TASK OBJECTIVE
All entries must be extracted exactly, with nothing added or dropped.

THE DATA
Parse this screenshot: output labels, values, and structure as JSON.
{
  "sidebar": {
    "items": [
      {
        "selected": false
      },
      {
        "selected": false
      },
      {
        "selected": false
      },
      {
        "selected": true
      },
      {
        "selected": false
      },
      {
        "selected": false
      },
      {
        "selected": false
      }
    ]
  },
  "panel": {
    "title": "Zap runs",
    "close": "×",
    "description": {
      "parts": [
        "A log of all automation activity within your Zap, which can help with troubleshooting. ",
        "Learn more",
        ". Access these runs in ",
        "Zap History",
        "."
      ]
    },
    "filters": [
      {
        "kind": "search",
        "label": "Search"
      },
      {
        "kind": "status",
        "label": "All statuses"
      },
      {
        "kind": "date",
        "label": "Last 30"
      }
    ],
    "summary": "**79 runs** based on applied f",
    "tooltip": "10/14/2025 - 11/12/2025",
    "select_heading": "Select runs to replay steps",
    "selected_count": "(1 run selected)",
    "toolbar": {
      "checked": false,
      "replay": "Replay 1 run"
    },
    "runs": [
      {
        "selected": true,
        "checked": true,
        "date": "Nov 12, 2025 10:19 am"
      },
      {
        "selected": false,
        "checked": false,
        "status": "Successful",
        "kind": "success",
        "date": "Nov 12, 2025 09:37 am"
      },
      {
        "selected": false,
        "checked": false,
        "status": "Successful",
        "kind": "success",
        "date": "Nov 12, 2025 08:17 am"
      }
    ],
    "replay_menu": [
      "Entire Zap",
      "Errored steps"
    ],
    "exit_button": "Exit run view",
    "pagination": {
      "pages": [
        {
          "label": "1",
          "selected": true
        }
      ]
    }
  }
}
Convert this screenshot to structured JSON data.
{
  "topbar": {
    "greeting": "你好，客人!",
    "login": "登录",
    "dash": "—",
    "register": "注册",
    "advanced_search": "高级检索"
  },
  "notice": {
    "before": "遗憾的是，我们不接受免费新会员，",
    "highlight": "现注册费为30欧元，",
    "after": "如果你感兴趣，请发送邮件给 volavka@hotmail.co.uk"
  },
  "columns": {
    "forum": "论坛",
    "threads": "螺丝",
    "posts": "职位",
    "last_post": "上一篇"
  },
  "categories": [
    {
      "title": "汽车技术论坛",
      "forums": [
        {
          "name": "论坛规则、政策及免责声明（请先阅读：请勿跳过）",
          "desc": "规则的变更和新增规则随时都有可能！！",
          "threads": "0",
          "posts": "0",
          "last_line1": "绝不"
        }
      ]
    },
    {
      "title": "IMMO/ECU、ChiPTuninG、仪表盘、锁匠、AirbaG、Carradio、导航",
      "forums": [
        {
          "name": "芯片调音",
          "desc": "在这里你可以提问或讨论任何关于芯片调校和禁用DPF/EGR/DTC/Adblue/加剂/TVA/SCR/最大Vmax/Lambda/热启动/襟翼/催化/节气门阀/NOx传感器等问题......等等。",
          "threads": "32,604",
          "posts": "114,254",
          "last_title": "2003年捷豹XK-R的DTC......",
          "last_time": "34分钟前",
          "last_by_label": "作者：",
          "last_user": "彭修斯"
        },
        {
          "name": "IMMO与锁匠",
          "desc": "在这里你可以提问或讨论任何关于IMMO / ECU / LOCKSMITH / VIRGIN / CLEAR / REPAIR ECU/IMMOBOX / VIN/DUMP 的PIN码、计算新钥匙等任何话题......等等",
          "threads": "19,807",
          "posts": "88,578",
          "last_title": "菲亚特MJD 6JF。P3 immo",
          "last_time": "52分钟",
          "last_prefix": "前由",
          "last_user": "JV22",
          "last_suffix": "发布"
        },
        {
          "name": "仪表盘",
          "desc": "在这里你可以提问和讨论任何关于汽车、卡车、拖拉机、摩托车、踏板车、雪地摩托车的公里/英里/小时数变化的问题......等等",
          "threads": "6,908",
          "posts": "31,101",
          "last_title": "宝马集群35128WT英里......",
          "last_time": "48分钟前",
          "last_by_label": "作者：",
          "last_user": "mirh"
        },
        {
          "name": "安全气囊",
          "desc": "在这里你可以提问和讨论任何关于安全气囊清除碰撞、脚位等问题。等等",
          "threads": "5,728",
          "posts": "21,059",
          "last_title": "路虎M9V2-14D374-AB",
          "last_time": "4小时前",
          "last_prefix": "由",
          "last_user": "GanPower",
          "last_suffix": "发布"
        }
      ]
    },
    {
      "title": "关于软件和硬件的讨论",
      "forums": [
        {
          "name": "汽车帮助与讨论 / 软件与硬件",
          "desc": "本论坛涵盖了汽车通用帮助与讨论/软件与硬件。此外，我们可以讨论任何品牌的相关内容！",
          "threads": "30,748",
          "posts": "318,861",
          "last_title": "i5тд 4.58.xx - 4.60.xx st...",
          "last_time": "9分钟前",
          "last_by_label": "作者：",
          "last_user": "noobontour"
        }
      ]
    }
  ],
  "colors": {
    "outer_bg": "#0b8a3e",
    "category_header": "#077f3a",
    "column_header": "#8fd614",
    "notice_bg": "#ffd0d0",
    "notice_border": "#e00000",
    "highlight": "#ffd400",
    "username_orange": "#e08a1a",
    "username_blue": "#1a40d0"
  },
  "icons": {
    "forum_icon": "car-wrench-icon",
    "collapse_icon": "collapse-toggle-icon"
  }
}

WORKED SOLUTION
Parse this screenshot: output labels, values, and structure as JSON.
{
  "sidebar": {
    "items": [
      {
        "selected": false
      },
      {
        "selected": false
      },
      {
        "selected": false
      },
      {
        "selected": true
      },
      {
        "selected": false
      },
      {
        "selected": false
      },
      {
        "selected": false
      }
    ]
  },
  "panel": {
    "title": "Zap runs",
    "close": "×",
    "description": {
      "parts": [
        "A log of all automation activity within your Zap, which can help with troubleshooting. ",
        "Learn more",
        ". Access these runs in ",
        "Zap History",
        "."
      ]
    },
    "filters": [
      {
        "kind": "search",
        "label": "Search"
      },
      {
        "kind": "status",
        "label": "All statuses"
      },
      {
        "kind": "date",
        "label": "Last 30"
      }
    ],
    "summary": "**79 runs** based on applied f",
    "tooltip": "10/14/2025 - 11/12/2025",
    "select_heading": "Select runs to replay steps",
    "selected_count": "(1 run selected)",
    "toolbar": {
      "checked": false,
      "replay": "Replay 1 run"
    },
    "runs": [
      {
        "selected": true,
        "checked": true,
        "date": "Nov 12, 2025 10:19 am"
      },
      {
        "selected": false,
        "checked": false,
        "status": "Successful",
        "kind": "success",
        "date": "Nov 12, 2025 09:37 am"
      },
      {
        "selected": false,
        "checked": false,
        "status": "Successful",
        "kind": "success",
        "date": "Nov 12, 2025 08:17 am"
      }
    ],
    "replay_menu": [
      "Entire Zap",
      "Errored steps"
    ],
    "exit_button": "Exit run view",
    "pagination": {
      "pages": [
        {
          "label": "1",
          "selected": true
        }
      ]
    }
  }
}
Convert this screenshot to structured JSON data.
{
  "topbar": {
    "greeting": "你好，客人!",
    "login": "登录",
    "dash": "—",
    "register": "注册",
    "advanced_search": "高级检索"
  },
  "notice": {
    "before": "遗憾的是，我们不接受免费新会员，",
    "highlight": "现注册费为30欧元，",
    "after": "如果你感兴趣，请发送邮件给 volavka@hotmail.co.uk"
  },
  "columns": {
    "forum": "论坛",
    "threads": "螺丝",
    "posts": "职位",
    "last_post": "上一篇"
  },
  "categories": [
    {
      "title": "汽车技术论坛",
      "forums": [
        {
          "name": "论坛规则、政策及免责声明（请先阅读：请勿跳过）",
          "desc": "规则的变更和新增规则随时都有可能！！",
          "threads": "0",
          "posts": "0",
          "last_line1": "绝不"
        }
      ]
    },
    {
      "title": "IMMO/ECU、ChiPTuninG、仪表盘、锁匠、AirbaG、Carradio、导航",
      "forums": [
        {
          "name": "芯片调音",
          "desc": "在这里你可以提问或讨论任何关于芯片调校和禁用DPF/EGR/DTC/Adblue/加剂/TVA/SCR/最大Vmax/Lambda/热启动/襟翼/催化/节气门阀/NOx传感器等问题......等等。",
          "threads": "32,604",
          "posts": "114,254",
          "last_title": "2003年捷豹XK-R的DTC......",
          "last_time": "34分钟前",
          "last_by_label": "作者：",
          "last_user": "彭修斯"
        },
        {
          "name": "IMMO与锁匠",
          "desc": "在这里你可以提问或讨论任何关于IMMO / ECU / LOCKSMITH / VIRGIN / CLEAR / REPAIR ECU/IMMOBOX / VIN/DUMP 的PIN码、计算新钥匙等任何话题......等等",
          "threads": "19,807",
          "posts": "88,578",
          "last_title": "菲亚特MJD 6JF。P3 immo",
          "last_time": "52分钟",
          "last_prefix": "前由",
          "last_user": "JV22",
          "last_suffix": "发布"
        },
        {
          "name": "仪表盘",
          "desc": "在这里你可以提问和讨论任何关于汽车、卡车、拖拉机、摩托车、踏板车、雪地摩托车的公里/英里/小时数变化的问题......等等",
          "threads": "6,908",
          "posts": "31,101",
          "last_title": "宝马集群35128WT英里......",
          "last_time": "48分钟前",
          "last_by_label": "作者：",
          "last_user": "mirh"
        },
        {
          "name": "安全气囊",
          "desc": "在这里你可以提问和讨论任何关于安全气囊清除碰撞、脚位等问题。等等",
          "threads": "5,728",
          "posts": "21,059",
          "last_title": "路虎M9V2-14D374-AB",
          "last_time": "4小时前",
          "last_prefix": "由",
          "last_user": "GanPower",
          "last_suffix": "发布"
        }
      ]
    },
    {
      "title": "关于软件和硬件的讨论",
      "forums": [
        {
          "name": "汽车帮助与讨论 / 软件与硬件",
          "desc": "本论坛涵盖了汽车通用帮助与讨论/软件与硬件。此外，我们可以讨论任何品牌的相关内容！",
          "threads": "30,748",
          "posts": "318,861",
          "last_title": "i5тд 4.58.xx - 4.60.xx st...",
          "last_time": "9分钟前",
          "last_by_label": "作者：",
          "last_user": "noobontour"
        }
      ]
    }
  ],
  "colors": {
    "outer_bg": "#0b8a3e",
    "category_header": "#077f3a",
    "column_header": "#8fd614",
    "notice_bg": "#ffd0d0",
    "notice_border": "#e00000",
    "highlight": "#ffd400",
    "username_orange": "#e08a1a",
    "username_blue": "#1a40d0"
  },
  "icons": {
    "forum_icon": "car-wrench-icon",
    "collapse_icon": "collapse-toggle-icon"
  }
}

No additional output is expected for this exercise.